:: STATED EXERCISE ::
Go to the line containing "Give me a plain-text" below; retype it and all following lines exactly, and leave out the pictures.
[start of SUPPLIED RECORDS]
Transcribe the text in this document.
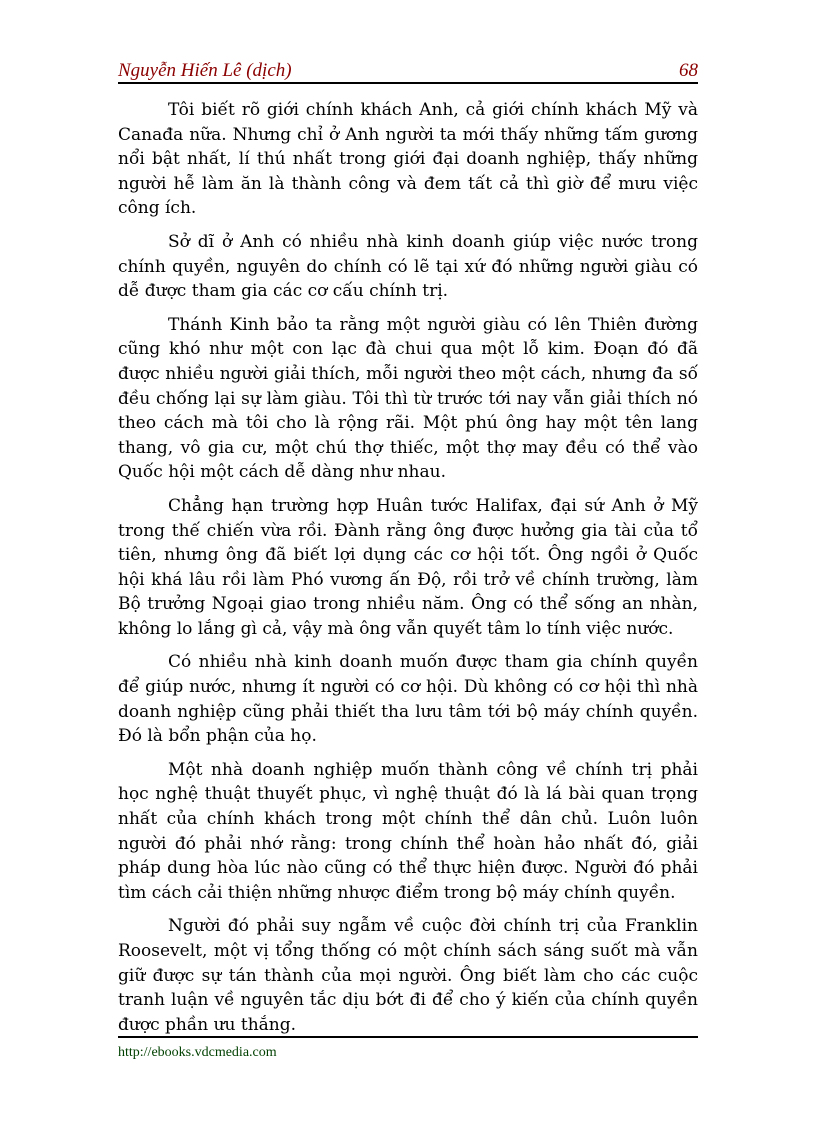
Nguyễn Hiến Lê (dịch)	68

Tôi biết rõ giới chính khách Anh, cả giới chính khách Mỹ và Canađa nữa. Nhưng chỉ ở Anh người ta mới thấy những tấm gương nổi bật nhất, lí thú nhất trong giới đại doanh nghiệp, thấy những người hễ làm ăn là thành công và đem tất cả thì giờ để mưu việc công ích.

Sở dĩ ở Anh có nhiều nhà kinh doanh giúp việc nước trong chính quyền, nguyên do chính có lẽ tại xứ đó những người giàu có dễ được tham gia các cơ cấu chính trị.

Thánh Kinh bảo ta rằng một người giàu có lên Thiên đường cũng khó như một con lạc đà chui qua một lỗ kim. Đoạn đó đã được nhiều người giải thích, mỗi người theo một cách, nhưng đa số đều chống lại sự làm giàu. Tôi thì từ trước tới nay vẫn giải thích nó theo cách mà tôi cho là rộng rãi. Một phú ông hay một tên lang thang, vô gia cư, một chú thợ thiếc, một thợ may đều có thể vào Quốc hội một cách dễ dàng như nhau.

Chẳng hạn trường hợp Huân tước Halifax, đại sứ Anh ở Mỹ trong thế chiến vừa rồi. Đành rằng ông được hưởng gia tài của tổ tiên, nhưng ông đã biết lợi dụng các cơ hội tốt. Ông ngồi ở Quốc hội khá lâu rồi làm Phó vương ấn Độ, rồi trở về chính trường, làm Bộ trưởng Ngoại giao trong nhiều năm. Ông có thể sống an nhàn, không lo lắng gì cả, vậy mà ông vẫn quyết tâm lo tính việc nước.

Có nhiều nhà kinh doanh muốn được tham gia chính quyền để giúp nước, nhưng ít người có cơ hội. Dù không có cơ hội thì nhà doanh nghiệp cũng phải thiết tha lưu tâm tới bộ máy chính quyền. Đó là bổn phận của họ.

Một nhà doanh nghiệp muốn thành công về chính trị phải học nghệ thuật thuyết phục, vì nghệ thuật đó là lá bài quan trọng nhất của chính khách trong một chính thể dân chủ. Luôn luôn người đó phải nhớ rằng: trong chính thể hoàn hảo nhất đó, giải pháp dung hòa lúc nào cũng có thể thực hiện được. Người đó phải tìm cách cải thiện những nhược điểm trong bộ máy chính quyền.

Người đó phải suy ngẫm về cuộc đời chính trị của Franklin Roosevelt, một vị tổng thống có một chính sách sáng suốt mà vẫn giữ được sự tán thành của mọi người. Ông biết làm cho các cuộc tranh luận về nguyên tắc dịu bớt đi để cho ý kiến của chính quyền được phần ưu thắng.

http://ebooks.vdcmedia.com
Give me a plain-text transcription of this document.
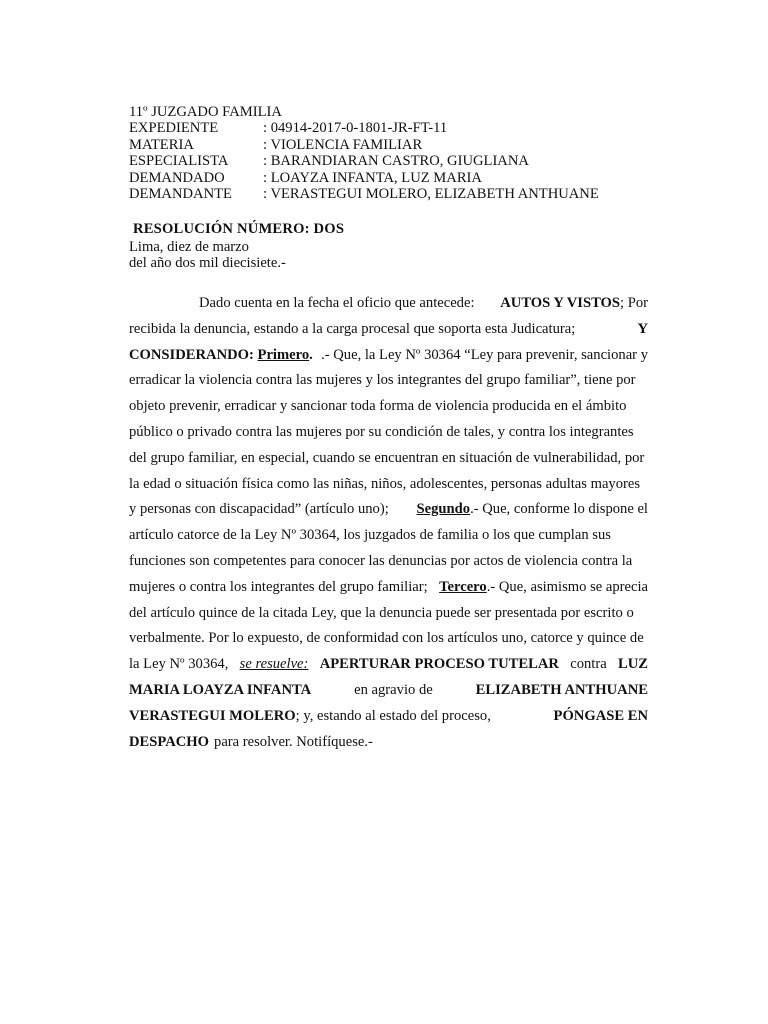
11º JUZGADO FAMILIA
EXPEDIENTE	: 04914-2017-0-1801-JR-FT-11
MATERIA	: VIOLENCIA FAMILIAR
ESPECIALISTA : BARANDIARAN CASTRO, GIUGLIANA
DEMANDADO	: LOAYZA INFANTA, LUZ MARIA
DEMANDANTE : VERASTEGUI MOLERO, ELIZABETH ANTHUANE
RESOLUCIÓN NÚMERO: DOS
Lima, diez de marzo
del año dos mil diecisiete.-
Dado cuenta en la fecha el oficio que antecede: AUTOS Y VISTOS; Por
recibida la denuncia, estando a la carga procesal que soporta esta Judicatura;	Y
CONSIDERANDO: Primero. .- Que, la Ley Nº 30364 “Ley para prevenir, sancionar y
erradicar la violencia contra las mujeres y los integrantes del grupo familiar”, tiene por
objeto prevenir, erradicar y sancionar toda forma de violencia producida en el ámbito
público o privado contra las mujeres por su condición de tales, y contra los integrantes
del grupo familiar, en especial, cuando se encuentran en situación de vulnerabilidad, por
la edad o situación física como las niñas, niños, adolescentes, personas adultas mayores
y personas con discapacidad” (artículo uno); Segundo.- Que, conforme lo dispone el
artículo catorce de la Ley Nº 30364, los juzgados de familia o los que cumplan sus
funciones son competentes para conocer las denuncias por actos de violencia contra la
mujeres o contra los integrantes del grupo familiar; Tercero.- Que, asimismo se aprecia
del artículo quince de la citada Ley, que la denuncia puede ser presentada por escrito o
verbalmente. Por lo expuesto, de conformidad con los artículos uno, catorce y quince de
la Ley Nº 30364, se resuelve: APERTURAR PROCESO TUTELAR contra LUZ
MARIA LOAYZA INFANTA	en agravio de	ELIZABETH ANTHUANE
VERASTEGUI MOLERO; y, estando al estado del proceso,	PÓNGASE EN
DESPACHO para resolver. Notifíquese.-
[end of SUPPLIED RECORDS]
:: EXPECTED ANSWER ::
Give me a plain-text transcription of this document.
11º JUZGADO FAMILIA
EXPEDIENTE	: 04914-2017-0-1801-JR-FT-11
MATERIA	: VIOLENCIA FAMILIAR
ESPECIALISTA : BARANDIARAN CASTRO, GIUGLIANA
DEMANDADO	: LOAYZA INFANTA, LUZ MARIA
DEMANDANTE : VERASTEGUI MOLERO, ELIZABETH ANTHUANE
RESOLUCIÓN NÚMERO: DOS
Lima, diez de marzo
del año dos mil diecisiete.-
Dado cuenta en la fecha el oficio que antecede: AUTOS Y VISTOS; Por
recibida la denuncia, estando a la carga procesal que soporta esta Judicatura;	Y
CONSIDERANDO: Primero. .- Que, la Ley Nº 30364 “Ley para prevenir, sancionar y
erradicar la violencia contra las mujeres y los integrantes del grupo familiar”, tiene por
objeto prevenir, erradicar y sancionar toda forma de violencia producida en el ámbito
público o privado contra las mujeres por su condición de tales, y contra los integrantes
del grupo familiar, en especial, cuando se encuentran en situación de vulnerabilidad, por
la edad o situación física como las niñas, niños, adolescentes, personas adultas mayores
y personas con discapacidad” (artículo uno); Segundo.- Que, conforme lo dispone el
artículo catorce de la Ley Nº 30364, los juzgados de familia o los que cumplan sus
funciones son competentes para conocer las denuncias por actos de violencia contra la
mujeres o contra los integrantes del grupo familiar; Tercero.- Que, asimismo se aprecia
del artículo quince de la citada Ley, que la denuncia puede ser presentada por escrito o
verbalmente. Por lo expuesto, de conformidad con los artículos uno, catorce y quince de
la Ley Nº 30364, se resuelve: APERTURAR PROCESO TUTELAR contra LUZ
MARIA LOAYZA INFANTA	en agravio de	ELIZABETH ANTHUANE
VERASTEGUI MOLERO; y, estando al estado del proceso,	PÓNGASE EN
DESPACHO para resolver. Notifíquese.-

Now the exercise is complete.